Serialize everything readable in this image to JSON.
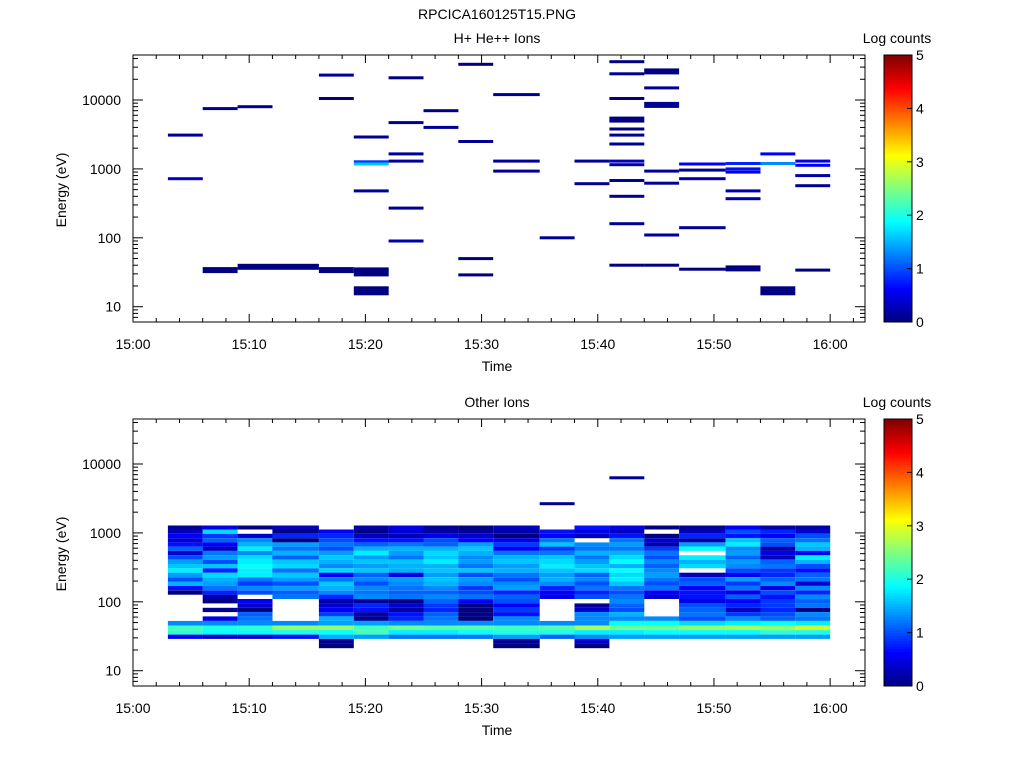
{
  "figure": {
    "title": "RPCICA160125T15.PNG"
  },
  "panels": [
    {
      "subtitle": "H+ He++ Ions",
      "colorbar_label": "Log counts",
      "ylabel": "Energy (eV)",
      "xlabel": "Time"
    },
    {
      "subtitle": "Other Ions",
      "colorbar_label": "Log counts",
      "ylabel": "Energy (eV)",
      "xlabel": "Time"
    }
  ],
  "chart_data": [
    {
      "type": "heatmap",
      "title": "H+ He++ Ions",
      "xlabel": "Time",
      "ylabel": "Energy (eV)",
      "ylog": true,
      "xlim": [
        "15:00",
        "16:03"
      ],
      "ylim": [
        6,
        45000
      ],
      "x_ticks": [
        "15:00",
        "15:10",
        "15:20",
        "15:30",
        "15:40",
        "15:50",
        "16:00"
      ],
      "y_ticks": [
        "10",
        "100",
        "1000",
        "10000"
      ],
      "colorbar": {
        "label": "Log counts",
        "range": [
          0,
          5
        ],
        "ticks": [
          "0",
          "1",
          "2",
          "3",
          "4",
          "5"
        ]
      },
      "cells": [
        {
          "t0": 3,
          "t1": 6,
          "e": 3100,
          "v": 0.1
        },
        {
          "t0": 3,
          "t1": 6,
          "e": 720,
          "v": 0.4
        },
        {
          "t0": 6,
          "t1": 9,
          "e": 7500,
          "v": 0.1
        },
        {
          "t0": 6,
          "t1": 9,
          "e": 34,
          "v": 0.0,
          "h": 2
        },
        {
          "t0": 9,
          "t1": 12,
          "e": 8000,
          "v": 0.1
        },
        {
          "t0": 9,
          "t1": 12,
          "e": 38,
          "v": 0.0,
          "h": 2
        },
        {
          "t0": 12,
          "t1": 16,
          "e": 38,
          "v": 0.0,
          "h": 2
        },
        {
          "t0": 16,
          "t1": 19,
          "e": 23000,
          "v": 0.1
        },
        {
          "t0": 16,
          "t1": 19,
          "e": 10500,
          "v": 0.0
        },
        {
          "t0": 16,
          "t1": 19,
          "e": 34,
          "v": 0.0,
          "h": 2
        },
        {
          "t0": 19,
          "t1": 22,
          "e": 2900,
          "v": 0.1
        },
        {
          "t0": 19,
          "t1": 22,
          "e": 1270,
          "v": 0.9
        },
        {
          "t0": 19,
          "t1": 22,
          "e": 1180,
          "v": 1.6
        },
        {
          "t0": 19,
          "t1": 22,
          "e": 480,
          "v": 0.1
        },
        {
          "t0": 19,
          "t1": 22,
          "e": 32,
          "v": 0.0,
          "h": 3
        },
        {
          "t0": 19,
          "t1": 22,
          "e": 17,
          "v": 0.0,
          "h": 3
        },
        {
          "t0": 22,
          "t1": 25,
          "e": 21000,
          "v": 0.0
        },
        {
          "t0": 22,
          "t1": 25,
          "e": 4700,
          "v": 0.1
        },
        {
          "t0": 22,
          "t1": 25,
          "e": 1650,
          "v": 0.1
        },
        {
          "t0": 22,
          "t1": 25,
          "e": 1300,
          "v": 0.1
        },
        {
          "t0": 22,
          "t1": 25,
          "e": 270,
          "v": 0.1
        },
        {
          "t0": 22,
          "t1": 25,
          "e": 90,
          "v": 0.2
        },
        {
          "t0": 25,
          "t1": 28,
          "e": 7000,
          "v": 0.0
        },
        {
          "t0": 25,
          "t1": 28,
          "e": 4000,
          "v": 0.1
        },
        {
          "t0": 28,
          "t1": 31,
          "e": 33000,
          "v": 0.0
        },
        {
          "t0": 28,
          "t1": 31,
          "e": 2500,
          "v": 0.1
        },
        {
          "t0": 28,
          "t1": 31,
          "e": 50,
          "v": 0.0
        },
        {
          "t0": 28,
          "t1": 31,
          "e": 29,
          "v": 0.0
        },
        {
          "t0": 31,
          "t1": 35,
          "e": 12000,
          "v": 0.1
        },
        {
          "t0": 31,
          "t1": 35,
          "e": 1300,
          "v": 0.1
        },
        {
          "t0": 31,
          "t1": 35,
          "e": 930,
          "v": 0.1
        },
        {
          "t0": 35,
          "t1": 38,
          "e": 100,
          "v": 0.1
        },
        {
          "t0": 38,
          "t1": 41,
          "e": 1300,
          "v": 0.1
        },
        {
          "t0": 38,
          "t1": 41,
          "e": 610,
          "v": 0.1
        },
        {
          "t0": 41,
          "t1": 44,
          "e": 36000,
          "v": 0.0
        },
        {
          "t0": 41,
          "t1": 44,
          "e": 24000,
          "v": 0.1
        },
        {
          "t0": 41,
          "t1": 44,
          "e": 10500,
          "v": 0.0
        },
        {
          "t0": 41,
          "t1": 44,
          "e": 5200,
          "v": 0.0,
          "h": 2
        },
        {
          "t0": 41,
          "t1": 44,
          "e": 3800,
          "v": 0.0
        },
        {
          "t0": 41,
          "t1": 44,
          "e": 3100,
          "v": 0.1
        },
        {
          "t0": 41,
          "t1": 44,
          "e": 2300,
          "v": 0.1
        },
        {
          "t0": 41,
          "t1": 44,
          "e": 1300,
          "v": 0.3
        },
        {
          "t0": 41,
          "t1": 44,
          "e": 1150,
          "v": 0.2
        },
        {
          "t0": 41,
          "t1": 44,
          "e": 680,
          "v": 0.1
        },
        {
          "t0": 41,
          "t1": 44,
          "e": 400,
          "v": 0.1
        },
        {
          "t0": 41,
          "t1": 44,
          "e": 160,
          "v": 0.1
        },
        {
          "t0": 41,
          "t1": 44,
          "e": 40,
          "v": 0.0
        },
        {
          "t0": 44,
          "t1": 47,
          "e": 26000,
          "v": 0.0,
          "h": 2
        },
        {
          "t0": 44,
          "t1": 47,
          "e": 15000,
          "v": 0.1
        },
        {
          "t0": 44,
          "t1": 47,
          "e": 8500,
          "v": 0.1,
          "h": 2
        },
        {
          "t0": 44,
          "t1": 47,
          "e": 930,
          "v": 0.1
        },
        {
          "t0": 44,
          "t1": 47,
          "e": 620,
          "v": 0.1
        },
        {
          "t0": 44,
          "t1": 47,
          "e": 110,
          "v": 0.1
        },
        {
          "t0": 44,
          "t1": 47,
          "e": 40,
          "v": 0.0
        },
        {
          "t0": 47,
          "t1": 51,
          "e": 1180,
          "v": 0.6
        },
        {
          "t0": 47,
          "t1": 51,
          "e": 960,
          "v": 0.1
        },
        {
          "t0": 47,
          "t1": 51,
          "e": 720,
          "v": 0.2
        },
        {
          "t0": 47,
          "t1": 51,
          "e": 140,
          "v": 0.1
        },
        {
          "t0": 47,
          "t1": 51,
          "e": 35,
          "v": 0.0
        },
        {
          "t0": 51,
          "t1": 54,
          "e": 1200,
          "v": 0.8
        },
        {
          "t0": 51,
          "t1": 54,
          "e": 1000,
          "v": 0.7
        },
        {
          "t0": 51,
          "t1": 54,
          "e": 900,
          "v": 0.5
        },
        {
          "t0": 51,
          "t1": 54,
          "e": 480,
          "v": 0.2
        },
        {
          "t0": 51,
          "t1": 54,
          "e": 370,
          "v": 0.2
        },
        {
          "t0": 51,
          "t1": 54,
          "e": 36,
          "v": 0.0,
          "h": 2
        },
        {
          "t0": 54,
          "t1": 57,
          "e": 1650,
          "v": 0.6
        },
        {
          "t0": 54,
          "t1": 57,
          "e": 1200,
          "v": 1.3
        },
        {
          "t0": 54,
          "t1": 57,
          "e": 17,
          "v": 0.0,
          "h": 3
        },
        {
          "t0": 57,
          "t1": 60,
          "e": 1300,
          "v": 0.5
        },
        {
          "t0": 57,
          "t1": 60,
          "e": 1130,
          "v": 0.6
        },
        {
          "t0": 57,
          "t1": 60,
          "e": 800,
          "v": 0.2
        },
        {
          "t0": 57,
          "t1": 60,
          "e": 570,
          "v": 0.1
        },
        {
          "t0": 57,
          "t1": 60,
          "e": 34,
          "v": 0.0
        }
      ]
    },
    {
      "type": "heatmap",
      "title": "Other Ions",
      "xlabel": "Time",
      "ylabel": "Energy (eV)",
      "ylog": true,
      "xlim": [
        "15:00",
        "16:03"
      ],
      "ylim": [
        6,
        45000
      ],
      "x_ticks": [
        "15:00",
        "15:10",
        "15:20",
        "15:30",
        "15:40",
        "15:50",
        "16:00"
      ],
      "y_ticks": [
        "10",
        "100",
        "1000",
        "10000"
      ],
      "colorbar": {
        "label": "Log counts",
        "range": [
          0,
          5
        ],
        "ticks": [
          "0",
          "1",
          "2",
          "3",
          "4",
          "5"
        ]
      },
      "energy_bins": [
        1200,
        1050,
        900,
        780,
        680,
        590,
        510,
        440,
        380,
        330,
        285,
        245,
        212,
        183,
        158,
        137,
        118,
        102,
        88,
        76,
        66,
        57,
        49,
        42,
        36,
        31,
        27,
        23
      ],
      "time_bins": [
        [
          3,
          6
        ],
        [
          6,
          9
        ],
        [
          9,
          12
        ],
        [
          12,
          16
        ],
        [
          16,
          19
        ],
        [
          19,
          22
        ],
        [
          22,
          25
        ],
        [
          25,
          28
        ],
        [
          28,
          31
        ],
        [
          31,
          35
        ],
        [
          35,
          38
        ],
        [
          38,
          41
        ],
        [
          41,
          44
        ],
        [
          44,
          47
        ],
        [
          47,
          51
        ],
        [
          51,
          54
        ],
        [
          54,
          57
        ],
        [
          57,
          60
        ]
      ],
      "matrix": [
        [
          0.1,
          0.5,
          0.0,
          0.3,
          null,
          0.2,
          0.5,
          0.1,
          0.0,
          0.3,
          null,
          0.7,
          0.5,
          0.0,
          0.1,
          0.6,
          0.2,
          0.2
        ],
        [
          0.3,
          1.7,
          null,
          0.0,
          0.6,
          0.0,
          0.4,
          0.2,
          0.1,
          0.2,
          0.7,
          0.5,
          0.3,
          null,
          0.3,
          1.0,
          0.8,
          0.4
        ],
        [
          0.6,
          0.9,
          0.4,
          0.8,
          0.8,
          0.3,
          0.3,
          0.5,
          0.4,
          0.0,
          0.6,
          0.3,
          0.7,
          0.0,
          0.8,
          0.7,
          0.6,
          1.0
        ],
        [
          0.4,
          1.1,
          1.3,
          0.0,
          1.0,
          0.7,
          0.7,
          1.0,
          0.6,
          0.5,
          1.2,
          null,
          1.2,
          0.4,
          0.2,
          1.6,
          1.1,
          1.2
        ],
        [
          0.7,
          0.6,
          1.5,
          1.4,
          1.2,
          1.1,
          1.2,
          1.1,
          1.4,
          0.9,
          1.6,
          1.3,
          1.4,
          0.2,
          1.4,
          1.8,
          1.0,
          1.6
        ],
        [
          1.1,
          0.3,
          1.8,
          1.2,
          1.0,
          1.5,
          1.5,
          1.5,
          1.6,
          0.6,
          0.9,
          1.2,
          1.2,
          0.9,
          1.9,
          1.3,
          0.2,
          1.5
        ],
        [
          0.4,
          1.2,
          1.3,
          1.5,
          1.4,
          1.8,
          1.4,
          1.7,
          1.5,
          1.2,
          1.2,
          1.5,
          1.5,
          1.2,
          null,
          1.4,
          0.5,
          0.6
        ],
        [
          1.0,
          1.4,
          1.7,
          1.1,
          1.6,
          1.4,
          1.2,
          1.6,
          1.3,
          1.5,
          1.6,
          1.2,
          1.7,
          1.0,
          1.8,
          1.1,
          0.3,
          1.8
        ],
        [
          1.4,
          1.0,
          1.8,
          1.6,
          1.5,
          1.6,
          1.6,
          1.8,
          1.4,
          1.6,
          1.7,
          1.4,
          1.9,
          1.3,
          1.5,
          1.4,
          1.1,
          1.5
        ],
        [
          1.6,
          1.6,
          1.9,
          1.7,
          1.3,
          1.4,
          1.5,
          1.5,
          1.2,
          1.4,
          1.8,
          1.6,
          1.5,
          1.1,
          1.7,
          1.3,
          1.2,
          1.0
        ],
        [
          1.8,
          0.8,
          1.8,
          1.2,
          1.7,
          1.6,
          1.5,
          1.6,
          1.6,
          1.5,
          1.6,
          1.7,
          1.9,
          1.3,
          null,
          1.0,
          0.9,
          0.7
        ],
        [
          1.4,
          1.7,
          1.8,
          1.6,
          0.6,
          1.1,
          0.5,
          1.4,
          1.0,
          1.2,
          1.4,
          1.1,
          1.7,
          1.4,
          0.3,
          0.6,
          0.8,
          1.1
        ],
        [
          1.0,
          1.5,
          1.2,
          1.4,
          1.2,
          1.3,
          1.4,
          1.6,
          1.4,
          1.0,
          1.5,
          1.3,
          1.8,
          1.2,
          1.0,
          1.4,
          1.1,
          1.2
        ],
        [
          1.5,
          1.4,
          0.9,
          1.0,
          1.6,
          1.0,
          1.3,
          1.5,
          1.3,
          1.3,
          1.3,
          1.0,
          1.6,
          1.0,
          1.1,
          0.9,
          1.3,
          0.4
        ],
        [
          0.7,
          1.2,
          1.3,
          1.4,
          1.5,
          1.3,
          1.2,
          1.3,
          0.9,
          1.4,
          0.8,
          1.2,
          1.2,
          1.2,
          0.6,
          1.2,
          0.5,
          1.3
        ],
        [
          0.0,
          0.8,
          1.0,
          1.1,
          1.3,
          1.2,
          1.1,
          1.1,
          1.0,
          0.8,
          0.6,
          0.8,
          1.0,
          0.6,
          0.7,
          0.5,
          1.0,
          0.8
        ],
        [
          null,
          0.2,
          null,
          1.2,
          0.8,
          1.3,
          1.2,
          1.3,
          1.2,
          1.1,
          0.5,
          1.0,
          1.2,
          0.4,
          0.7,
          1.1,
          0.7,
          1.3
        ],
        [
          null,
          0.0,
          0.6,
          null,
          0.2,
          0.1,
          0.0,
          1.1,
          0.6,
          1.0,
          null,
          null,
          1.3,
          null,
          0.5,
          0.6,
          0.9,
          1.1
        ],
        [
          null,
          null,
          0.4,
          null,
          0.4,
          0.8,
          0.4,
          0.9,
          0.0,
          0.6,
          null,
          0.1,
          1.1,
          null,
          1.0,
          0.8,
          0.9,
          1.2
        ],
        [
          null,
          0.1,
          0.0,
          null,
          0.6,
          0.7,
          0.2,
          0.8,
          0.0,
          0.9,
          null,
          0.4,
          1.0,
          null,
          1.1,
          0.3,
          0.8,
          0.0
        ],
        [
          null,
          null,
          1.1,
          null,
          0.9,
          0.2,
          0.7,
          1.1,
          0.0,
          0.7,
          null,
          1.3,
          1.5,
          null,
          1.2,
          0.9,
          1.0,
          1.3
        ],
        [
          null,
          0.5,
          1.2,
          null,
          1.5,
          0.1,
          0.8,
          1.2,
          0.0,
          1.3,
          null,
          1.3,
          1.3,
          1.3,
          1.0,
          1.3,
          1.1,
          1.2
        ],
        [
          1.3,
          1.3,
          1.3,
          1.3,
          1.4,
          1.4,
          1.3,
          1.3,
          1.3,
          1.3,
          1.3,
          1.3,
          1.9,
          1.9,
          1.7,
          1.8,
          1.9,
          1.8
        ],
        [
          2.2,
          2.0,
          2.1,
          2.6,
          2.6,
          2.2,
          2.4,
          2.3,
          2.3,
          2.2,
          2.3,
          2.7,
          2.4,
          2.4,
          2.6,
          2.7,
          2.6,
          2.9
        ],
        [
          2.1,
          1.9,
          1.9,
          2.0,
          1.9,
          2.2,
          1.8,
          1.8,
          1.9,
          2.0,
          2.0,
          1.8,
          1.8,
          1.9,
          1.9,
          1.9,
          2.1,
          2.0
        ],
        [
          0.6,
          0.4,
          0.4,
          0.7,
          1.5,
          1.4,
          1.2,
          1.2,
          1.2,
          1.4,
          1.1,
          1.3,
          1.4,
          1.4,
          1.4,
          1.4,
          1.4,
          1.4
        ],
        [
          null,
          null,
          null,
          null,
          0.1,
          null,
          null,
          null,
          null,
          0.1,
          null,
          0.4,
          null,
          null,
          null,
          null,
          null,
          null
        ],
        [
          null,
          null,
          null,
          null,
          0.0,
          null,
          null,
          null,
          null,
          0.0,
          null,
          0.0,
          null,
          null,
          null,
          null,
          null,
          null
        ]
      ],
      "extra_cells": [
        {
          "t0": 35,
          "t1": 38,
          "e": 2650,
          "v": 0.1
        },
        {
          "t0": 41,
          "t1": 44,
          "e": 6300,
          "v": 0.1
        }
      ]
    }
  ]
}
****************************************
§ Stated task
Where a line of the data holds "Ions", show that line.

§ Exercise output
      "subtitle": "H+ He++ Ions",
      "subtitle": "Other Ions",
      "title": "H+ He++ Ions",
      "title": "Other Ions",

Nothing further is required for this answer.